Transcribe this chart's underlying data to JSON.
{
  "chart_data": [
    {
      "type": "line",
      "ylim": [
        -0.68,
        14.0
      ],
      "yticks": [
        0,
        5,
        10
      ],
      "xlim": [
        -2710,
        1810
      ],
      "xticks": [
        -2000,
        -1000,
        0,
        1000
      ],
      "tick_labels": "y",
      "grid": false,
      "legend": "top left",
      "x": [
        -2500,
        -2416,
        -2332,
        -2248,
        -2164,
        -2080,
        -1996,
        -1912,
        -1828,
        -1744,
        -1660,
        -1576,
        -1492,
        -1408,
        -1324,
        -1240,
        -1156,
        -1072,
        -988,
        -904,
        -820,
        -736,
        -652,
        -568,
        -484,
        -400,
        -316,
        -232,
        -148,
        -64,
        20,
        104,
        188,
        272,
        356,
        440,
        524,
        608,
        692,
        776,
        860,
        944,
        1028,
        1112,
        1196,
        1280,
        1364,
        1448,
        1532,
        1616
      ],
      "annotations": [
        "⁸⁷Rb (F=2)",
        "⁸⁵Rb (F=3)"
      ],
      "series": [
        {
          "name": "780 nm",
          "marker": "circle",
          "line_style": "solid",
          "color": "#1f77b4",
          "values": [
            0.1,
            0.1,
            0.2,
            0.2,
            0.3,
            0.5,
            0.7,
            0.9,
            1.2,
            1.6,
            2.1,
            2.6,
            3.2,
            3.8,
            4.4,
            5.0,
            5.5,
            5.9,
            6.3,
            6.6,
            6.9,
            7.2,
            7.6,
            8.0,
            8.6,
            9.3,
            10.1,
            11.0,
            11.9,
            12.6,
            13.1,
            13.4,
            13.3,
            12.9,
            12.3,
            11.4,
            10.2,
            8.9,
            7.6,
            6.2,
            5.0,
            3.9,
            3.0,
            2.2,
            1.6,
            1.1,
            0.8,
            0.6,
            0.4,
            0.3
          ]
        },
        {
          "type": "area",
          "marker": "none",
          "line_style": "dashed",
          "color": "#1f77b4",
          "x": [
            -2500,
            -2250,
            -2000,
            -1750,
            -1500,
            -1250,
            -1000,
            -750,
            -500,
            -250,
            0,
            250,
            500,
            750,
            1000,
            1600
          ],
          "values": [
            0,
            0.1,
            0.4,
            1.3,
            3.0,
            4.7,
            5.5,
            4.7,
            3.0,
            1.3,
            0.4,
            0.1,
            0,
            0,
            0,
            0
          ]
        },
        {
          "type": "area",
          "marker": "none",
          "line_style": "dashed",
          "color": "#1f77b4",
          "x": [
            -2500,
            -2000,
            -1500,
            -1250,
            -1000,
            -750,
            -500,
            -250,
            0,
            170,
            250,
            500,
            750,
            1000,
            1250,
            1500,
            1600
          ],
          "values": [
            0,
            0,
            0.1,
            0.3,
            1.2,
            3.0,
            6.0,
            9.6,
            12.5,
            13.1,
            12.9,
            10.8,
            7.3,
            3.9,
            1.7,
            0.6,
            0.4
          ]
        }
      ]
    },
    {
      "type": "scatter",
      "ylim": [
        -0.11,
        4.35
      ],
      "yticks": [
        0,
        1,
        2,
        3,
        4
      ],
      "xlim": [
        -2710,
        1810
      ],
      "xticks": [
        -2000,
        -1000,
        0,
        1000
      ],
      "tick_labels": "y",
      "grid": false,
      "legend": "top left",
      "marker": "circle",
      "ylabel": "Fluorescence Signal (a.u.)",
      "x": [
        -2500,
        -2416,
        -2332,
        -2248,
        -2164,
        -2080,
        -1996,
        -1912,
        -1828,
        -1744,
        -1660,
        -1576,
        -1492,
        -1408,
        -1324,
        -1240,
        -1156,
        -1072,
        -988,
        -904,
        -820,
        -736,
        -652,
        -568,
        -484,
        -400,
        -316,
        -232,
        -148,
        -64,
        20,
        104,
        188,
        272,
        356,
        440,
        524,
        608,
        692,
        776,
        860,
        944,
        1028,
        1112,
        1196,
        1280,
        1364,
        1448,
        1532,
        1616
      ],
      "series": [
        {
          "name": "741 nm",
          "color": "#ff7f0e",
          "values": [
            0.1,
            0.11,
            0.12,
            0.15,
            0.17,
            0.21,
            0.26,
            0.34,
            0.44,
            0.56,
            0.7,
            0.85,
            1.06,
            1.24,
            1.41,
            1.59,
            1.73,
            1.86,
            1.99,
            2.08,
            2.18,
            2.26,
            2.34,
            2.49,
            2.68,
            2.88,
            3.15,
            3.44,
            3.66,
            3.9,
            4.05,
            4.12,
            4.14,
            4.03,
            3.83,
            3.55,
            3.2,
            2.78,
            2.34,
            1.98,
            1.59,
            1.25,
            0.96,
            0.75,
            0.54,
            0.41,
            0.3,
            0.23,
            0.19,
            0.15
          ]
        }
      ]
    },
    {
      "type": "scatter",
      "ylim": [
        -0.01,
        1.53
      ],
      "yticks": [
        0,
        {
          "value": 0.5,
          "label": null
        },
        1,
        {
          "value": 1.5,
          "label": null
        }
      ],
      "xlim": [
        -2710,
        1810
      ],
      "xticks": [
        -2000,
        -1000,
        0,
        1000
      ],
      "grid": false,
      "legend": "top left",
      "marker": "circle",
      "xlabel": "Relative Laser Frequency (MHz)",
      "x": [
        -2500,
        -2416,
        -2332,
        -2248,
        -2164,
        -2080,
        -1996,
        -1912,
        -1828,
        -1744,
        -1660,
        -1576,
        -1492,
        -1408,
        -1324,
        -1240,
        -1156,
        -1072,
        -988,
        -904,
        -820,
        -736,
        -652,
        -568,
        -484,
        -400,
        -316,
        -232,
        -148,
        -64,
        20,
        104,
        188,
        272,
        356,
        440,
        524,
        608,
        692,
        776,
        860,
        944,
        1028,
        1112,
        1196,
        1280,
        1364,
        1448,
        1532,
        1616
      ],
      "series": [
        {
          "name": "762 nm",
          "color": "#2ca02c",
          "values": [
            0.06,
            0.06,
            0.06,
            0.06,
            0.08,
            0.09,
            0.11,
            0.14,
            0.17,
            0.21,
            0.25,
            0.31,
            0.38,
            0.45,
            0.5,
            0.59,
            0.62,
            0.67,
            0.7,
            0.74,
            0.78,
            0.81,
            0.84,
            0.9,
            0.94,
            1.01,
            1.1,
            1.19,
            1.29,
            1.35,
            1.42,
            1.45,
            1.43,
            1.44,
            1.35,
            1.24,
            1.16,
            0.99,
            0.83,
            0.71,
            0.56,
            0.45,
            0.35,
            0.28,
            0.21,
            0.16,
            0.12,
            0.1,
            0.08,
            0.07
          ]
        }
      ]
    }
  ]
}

********

■ **DIRECTIONS FOR THIS TASK**
Output the listing above word for word.

■ **ANSWER FOR THIS EXERCISE**
Transcribe this chart's underlying data to JSON.
{
  "chart_data": [
    {
      "type": "line",
      "ylim": [
        -0.68,
        14.0
      ],
      "yticks": [
        0,
        5,
        10
      ],
      "xlim": [
        -2710,
        1810
      ],
      "xticks": [
        -2000,
        -1000,
        0,
        1000
      ],
      "tick_labels": "y",
      "grid": false,
      "legend": "top left",
      "x": [
        -2500,
        -2416,
        -2332,
        -2248,
        -2164,
        -2080,
        -1996,
        -1912,
        -1828,
        -1744,
        -1660,
        -1576,
        -1492,
        -1408,
        -1324,
        -1240,
        -1156,
        -1072,
        -988,
        -904,
        -820,
        -736,
        -652,
        -568,
        -484,
        -400,
        -316,
        -232,
        -148,
        -64,
        20,
        104,
        188,
        272,
        356,
        440,
        524,
        608,
        692,
        776,
        860,
        944,
        1028,
        1112,
        1196,
        1280,
        1364,
        1448,
        1532,
        1616
      ],
      "annotations": [
        "⁸⁷Rb (F=2)",
        "⁸⁵Rb (F=3)"
      ],
      "series": [
        {
          "name": "780 nm",
          "marker": "circle",
          "line_style": "solid",
          "color": "#1f77b4",
          "values": [
            0.1,
            0.1,
            0.2,
            0.2,
            0.3,
            0.5,
            0.7,
            0.9,
            1.2,
            1.6,
            2.1,
            2.6,
            3.2,
            3.8,
            4.4,
            5.0,
            5.5,
            5.9,
            6.3,
            6.6,
            6.9,
            7.2,
            7.6,
            8.0,
            8.6,
            9.3,
            10.1,
            11.0,
            11.9,
            12.6,
            13.1,
            13.4,
            13.3,
            12.9,
            12.3,
            11.4,
            10.2,
            8.9,
            7.6,
            6.2,
            5.0,
            3.9,
            3.0,
            2.2,
            1.6,
            1.1,
            0.8,
            0.6,
            0.4,
            0.3
          ]
        },
        {
          "type": "area",
          "marker": "none",
          "line_style": "dashed",
          "color": "#1f77b4",
          "x": [
            -2500,
            -2250,
            -2000,
            -1750,
            -1500,
            -1250,
            -1000,
            -750,
            -500,
            -250,
            0,
            250,
            500,
            750,
            1000,
            1600
          ],
          "values": [
            0,
            0.1,
            0.4,
            1.3,
            3.0,
            4.7,
            5.5,
            4.7,
            3.0,
            1.3,
            0.4,
            0.1,
            0,
            0,
            0,
            0
          ]
        },
        {
          "type": "area",
          "marker": "none",
          "line_style": "dashed",
          "color": "#1f77b4",
          "x": [
            -2500,
            -2000,
            -1500,
            -1250,
            -1000,
            -750,
            -500,
            -250,
            0,
            170,
            250,
            500,
            750,
            1000,
            1250,
            1500,
            1600
          ],
          "values": [
            0,
            0,
            0.1,
            0.3,
            1.2,
            3.0,
            6.0,
            9.6,
            12.5,
            13.1,
            12.9,
            10.8,
            7.3,
            3.9,
            1.7,
            0.6,
            0.4
          ]
        }
      ]
    },
    {
      "type": "scatter",
      "ylim": [
        -0.11,
        4.35
      ],
      "yticks": [
        0,
        1,
        2,
        3,
        4
      ],
      "xlim": [
        -2710,
        1810
      ],
      "xticks": [
        -2000,
        -1000,
        0,
        1000
      ],
      "tick_labels": "y",
      "grid": false,
      "legend": "top left",
      "marker": "circle",
      "ylabel": "Fluorescence Signal (a.u.)",
      "x": [
        -2500,
        -2416,
        -2332,
        -2248,
        -2164,
        -2080,
        -1996,
        -1912,
        -1828,
        -1744,
        -1660,
        -1576,
        -1492,
        -1408,
        -1324,
        -1240,
        -1156,
        -1072,
        -988,
        -904,
        -820,
        -736,
        -652,
        -568,
        -484,
        -400,
        -316,
        -232,
        -148,
        -64,
        20,
        104,
        188,
        272,
        356,
        440,
        524,
        608,
        692,
        776,
        860,
        944,
        1028,
        1112,
        1196,
        1280,
        1364,
        1448,
        1532,
        1616
      ],
      "series": [
        {
          "name": "741 nm",
          "color": "#ff7f0e",
          "values": [
            0.1,
            0.11,
            0.12,
            0.15,
            0.17,
            0.21,
            0.26,
            0.34,
            0.44,
            0.56,
            0.7,
            0.85,
            1.06,
            1.24,
            1.41,
            1.59,
            1.73,
            1.86,
            1.99,
            2.08,
            2.18,
            2.26,
            2.34,
            2.49,
            2.68,
            2.88,
            3.15,
            3.44,
            3.66,
            3.9,
            4.05,
            4.12,
            4.14,
            4.03,
            3.83,
            3.55,
            3.2,
            2.78,
            2.34,
            1.98,
            1.59,
            1.25,
            0.96,
            0.75,
            0.54,
            0.41,
            0.3,
            0.23,
            0.19,
            0.15
          ]
        }
      ]
    },
    {
      "type": "scatter",
      "ylim": [
        -0.01,
        1.53
      ],
      "yticks": [
        0,
        {
          "value": 0.5,
          "label": null
        },
        1,
        {
          "value": 1.5,
          "label": null
        }
      ],
      "xlim": [
        -2710,
        1810
      ],
      "xticks": [
        -2000,
        -1000,
        0,
        1000
      ],
      "grid": false,
      "legend": "top left",
      "marker": "circle",
      "xlabel": "Relative Laser Frequency (MHz)",
      "x": [
        -2500,
        -2416,
        -2332,
        -2248,
        -2164,
        -2080,
        -1996,
        -1912,
        -1828,
        -1744,
        -1660,
        -1576,
        -1492,
        -1408,
        -1324,
        -1240,
        -1156,
        -1072,
        -988,
        -904,
        -820,
        -736,
        -652,
        -568,
        -484,
        -400,
        -316,
        -232,
        -148,
        -64,
        20,
        104,
        188,
        272,
        356,
        440,
        524,
        608,
        692,
        776,
        860,
        944,
        1028,
        1112,
        1196,
        1280,
        1364,
        1448,
        1532,
        1616
      ],
      "series": [
        {
          "name": "762 nm",
          "color": "#2ca02c",
          "values": [
            0.06,
            0.06,
            0.06,
            0.06,
            0.08,
            0.09,
            0.11,
            0.14,
            0.17,
            0.21,
            0.25,
            0.31,
            0.38,
            0.45,
            0.5,
            0.59,
            0.62,
            0.67,
            0.7,
            0.74,
            0.78,
            0.81,
            0.84,
            0.9,
            0.94,
            1.01,
            1.1,
            1.19,
            1.29,
            1.35,
            1.42,
            1.45,
            1.43,
            1.44,
            1.35,
            1.24,
            1.16,
            0.99,
            0.83,
            0.71,
            0.56,
            0.45,
            0.35,
            0.28,
            0.21,
            0.16,
            0.12,
            0.1,
            0.08,
            0.07
          ]
        }
      ]
    }
  ]
}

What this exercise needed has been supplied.